Start of RECORDED INFORMATION

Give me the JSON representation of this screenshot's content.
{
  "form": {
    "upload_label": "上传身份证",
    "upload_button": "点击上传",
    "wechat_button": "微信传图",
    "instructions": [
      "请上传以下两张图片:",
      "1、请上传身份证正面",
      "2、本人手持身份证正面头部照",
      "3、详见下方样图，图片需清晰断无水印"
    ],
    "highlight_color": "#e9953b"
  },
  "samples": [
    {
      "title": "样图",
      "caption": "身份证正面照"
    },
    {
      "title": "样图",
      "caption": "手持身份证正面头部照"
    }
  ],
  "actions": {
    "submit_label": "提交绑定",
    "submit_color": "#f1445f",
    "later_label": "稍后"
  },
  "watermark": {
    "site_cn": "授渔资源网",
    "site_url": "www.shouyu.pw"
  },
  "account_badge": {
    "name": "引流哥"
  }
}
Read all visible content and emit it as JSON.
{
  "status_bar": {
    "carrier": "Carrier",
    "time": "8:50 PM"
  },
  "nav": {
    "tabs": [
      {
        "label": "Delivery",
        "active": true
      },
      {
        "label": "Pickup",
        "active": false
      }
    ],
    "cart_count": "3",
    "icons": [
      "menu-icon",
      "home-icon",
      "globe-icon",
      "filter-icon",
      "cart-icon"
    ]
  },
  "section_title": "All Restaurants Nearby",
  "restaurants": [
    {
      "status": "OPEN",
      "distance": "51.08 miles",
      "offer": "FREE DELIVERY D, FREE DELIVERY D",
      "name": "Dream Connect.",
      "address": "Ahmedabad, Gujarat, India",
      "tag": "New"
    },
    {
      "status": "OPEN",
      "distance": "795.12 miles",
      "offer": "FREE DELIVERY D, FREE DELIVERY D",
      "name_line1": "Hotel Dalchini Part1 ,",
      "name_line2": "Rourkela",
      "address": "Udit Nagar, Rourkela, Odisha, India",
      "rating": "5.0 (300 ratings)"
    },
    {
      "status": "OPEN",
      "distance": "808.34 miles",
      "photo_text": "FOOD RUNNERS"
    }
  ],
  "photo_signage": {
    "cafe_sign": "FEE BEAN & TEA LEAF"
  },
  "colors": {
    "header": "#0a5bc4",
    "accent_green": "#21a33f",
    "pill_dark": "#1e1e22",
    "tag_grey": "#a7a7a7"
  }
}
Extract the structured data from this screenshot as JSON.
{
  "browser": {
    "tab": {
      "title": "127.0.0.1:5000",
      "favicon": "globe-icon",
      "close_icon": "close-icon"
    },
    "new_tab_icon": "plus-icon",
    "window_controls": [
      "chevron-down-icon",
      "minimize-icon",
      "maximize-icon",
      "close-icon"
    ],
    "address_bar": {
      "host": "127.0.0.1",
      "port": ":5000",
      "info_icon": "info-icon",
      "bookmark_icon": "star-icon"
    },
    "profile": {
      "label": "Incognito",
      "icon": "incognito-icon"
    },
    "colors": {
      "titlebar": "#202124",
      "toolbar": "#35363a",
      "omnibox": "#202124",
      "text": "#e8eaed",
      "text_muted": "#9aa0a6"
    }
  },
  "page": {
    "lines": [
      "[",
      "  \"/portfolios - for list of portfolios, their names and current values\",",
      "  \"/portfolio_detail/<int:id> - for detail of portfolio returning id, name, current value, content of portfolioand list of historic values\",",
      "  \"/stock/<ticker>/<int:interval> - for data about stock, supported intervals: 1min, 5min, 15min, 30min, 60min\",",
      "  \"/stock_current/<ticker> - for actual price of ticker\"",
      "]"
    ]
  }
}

End of RECORDED INFORMATION

SHORT EXERCISE: Reproduce all of the data exactly as given.

RESULT OF THIS TASK:
Give me the JSON representation of this screenshot's content.
{
  "form": {
    "upload_label": "上传身份证",
    "upload_button": "点击上传",
    "wechat_button": "微信传图",
    "instructions": [
      "请上传以下两张图片:",
      "1、请上传身份证正面",
      "2、本人手持身份证正面头部照",
      "3、详见下方样图，图片需清晰断无水印"
    ],
    "highlight_color": "#e9953b"
  },
  "samples": [
    {
      "title": "样图",
      "caption": "身份证正面照"
    },
    {
      "title": "样图",
      "caption": "手持身份证正面头部照"
    }
  ],
  "actions": {
    "submit_label": "提交绑定",
    "submit_color": "#f1445f",
    "later_label": "稍后"
  },
  "watermark": {
    "site_cn": "授渔资源网",
    "site_url": "www.shouyu.pw"
  },
  "account_badge": {
    "name": "引流哥"
  }
}
Read all visible content and emit it as JSON.
{
  "status_bar": {
    "carrier": "Carrier",
    "time": "8:50 PM"
  },
  "nav": {
    "tabs": [
      {
        "label": "Delivery",
        "active": true
      },
      {
        "label": "Pickup",
        "active": false
      }
    ],
    "cart_count": "3",
    "icons": [
      "menu-icon",
      "home-icon",
      "globe-icon",
      "filter-icon",
      "cart-icon"
    ]
  },
  "section_title": "All Restaurants Nearby",
  "restaurants": [
    {
      "status": "OPEN",
      "distance": "51.08 miles",
      "offer": "FREE DELIVERY D, FREE DELIVERY D",
      "name": "Dream Connect.",
      "address": "Ahmedabad, Gujarat, India",
      "tag": "New"
    },
    {
      "status": "OPEN",
      "distance": "795.12 miles",
      "offer": "FREE DELIVERY D, FREE DELIVERY D",
      "name_line1": "Hotel Dalchini Part1 ,",
      "name_line2": "Rourkela",
      "address": "Udit Nagar, Rourkela, Odisha, India",
      "rating": "5.0 (300 ratings)"
    },
    {
      "status": "OPEN",
      "distance": "808.34 miles",
      "photo_text": "FOOD RUNNERS"
    }
  ],
  "photo_signage": {
    "cafe_sign": "FEE BEAN & TEA LEAF"
  },
  "colors": {
    "header": "#0a5bc4",
    "accent_green": "#21a33f",
    "pill_dark": "#1e1e22",
    "tag_grey": "#a7a7a7"
  }
}
Extract the structured data from this screenshot as JSON.
{
  "browser": {
    "tab": {
      "title": "127.0.0.1:5000",
      "favicon": "globe-icon",
      "close_icon": "close-icon"
    },
    "new_tab_icon": "plus-icon",
    "window_controls": [
      "chevron-down-icon",
      "minimize-icon",
      "maximize-icon",
      "close-icon"
    ],
    "address_bar": {
      "host": "127.0.0.1",
      "port": ":5000",
      "info_icon": "info-icon",
      "bookmark_icon": "star-icon"
    },
    "profile": {
      "label": "Incognito",
      "icon": "incognito-icon"
    },
    "colors": {
      "titlebar": "#202124",
      "toolbar": "#35363a",
      "omnibox": "#202124",
      "text": "#e8eaed",
      "text_muted": "#9aa0a6"
    }
  },
  "page": {
    "lines": [
      "[",
      "  \"/portfolios - for list of portfolios, their names and current values\",",
      "  \"/portfolio_detail/<int:id> - for detail of portfolio returning id, name, current value, content of portfolioand list of historic values\",",
      "  \"/stock/<ticker>/<int:interval> - for data about stock, supported intervals: 1min, 5min, 15min, 30min, 60min\",",
      "  \"/stock_current/<ticker> - for actual price of ticker\"",
      "]"
    ]
  }
}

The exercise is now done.